Given records ->

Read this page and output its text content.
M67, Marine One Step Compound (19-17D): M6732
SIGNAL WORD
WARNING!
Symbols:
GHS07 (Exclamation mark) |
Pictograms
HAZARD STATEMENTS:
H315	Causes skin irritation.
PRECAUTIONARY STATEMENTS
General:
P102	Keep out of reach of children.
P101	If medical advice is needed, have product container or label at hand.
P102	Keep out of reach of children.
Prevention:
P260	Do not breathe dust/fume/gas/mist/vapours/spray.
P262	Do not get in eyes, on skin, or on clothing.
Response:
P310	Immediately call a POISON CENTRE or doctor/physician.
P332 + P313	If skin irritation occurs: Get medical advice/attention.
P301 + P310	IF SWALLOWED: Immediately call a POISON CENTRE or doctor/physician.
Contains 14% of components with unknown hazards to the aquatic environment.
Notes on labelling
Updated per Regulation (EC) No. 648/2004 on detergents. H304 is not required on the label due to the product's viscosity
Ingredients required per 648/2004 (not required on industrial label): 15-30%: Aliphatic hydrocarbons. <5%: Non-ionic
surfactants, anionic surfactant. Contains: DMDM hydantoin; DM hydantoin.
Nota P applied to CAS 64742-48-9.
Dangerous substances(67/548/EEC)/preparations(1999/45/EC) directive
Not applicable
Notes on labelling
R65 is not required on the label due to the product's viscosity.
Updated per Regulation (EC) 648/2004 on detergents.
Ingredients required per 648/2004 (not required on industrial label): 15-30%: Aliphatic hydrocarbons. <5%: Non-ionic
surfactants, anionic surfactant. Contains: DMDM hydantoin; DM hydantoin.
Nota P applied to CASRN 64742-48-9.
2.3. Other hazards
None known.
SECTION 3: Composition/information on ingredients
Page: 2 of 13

Objective ->
Give all of the entries again, word for word.

Exercise result ->
Read this page and output its text content.
M67, Marine One Step Compound (19-17D): M6732
SIGNAL WORD
WARNING!
Symbols:
GHS07 (Exclamation mark) |
Pictograms
HAZARD STATEMENTS:
H315	Causes skin irritation.
PRECAUTIONARY STATEMENTS
General:
P102	Keep out of reach of children.
P101	If medical advice is needed, have product container or label at hand.
P102	Keep out of reach of children.
Prevention:
P260	Do not breathe dust/fume/gas/mist/vapours/spray.
P262	Do not get in eyes, on skin, or on clothing.
Response:
P310	Immediately call a POISON CENTRE or doctor/physician.
P332 + P313	If skin irritation occurs: Get medical advice/attention.
P301 + P310	IF SWALLOWED: Immediately call a POISON CENTRE or doctor/physician.
Contains 14% of components with unknown hazards to the aquatic environment.
Notes on labelling
Updated per Regulation (EC) No. 648/2004 on detergents. H304 is not required on the label due to the product's viscosity
Ingredients required per 648/2004 (not required on industrial label): 15-30%: Aliphatic hydrocarbons. <5%: Non-ionic
surfactants, anionic surfactant. Contains: DMDM hydantoin; DM hydantoin.
Nota P applied to CAS 64742-48-9.
Dangerous substances(67/548/EEC)/preparations(1999/45/EC) directive
Not applicable
Notes on labelling
R65 is not required on the label due to the product's viscosity.
Updated per Regulation (EC) 648/2004 on detergents.
Ingredients required per 648/2004 (not required on industrial label): 15-30%: Aliphatic hydrocarbons. <5%: Non-ionic
surfactants, anionic surfactant. Contains: DMDM hydantoin; DM hydantoin.
Nota P applied to CASRN 64742-48-9.
2.3. Other hazards
None known.
SECTION 3: Composition/information on ingredients
Page: 2 of 13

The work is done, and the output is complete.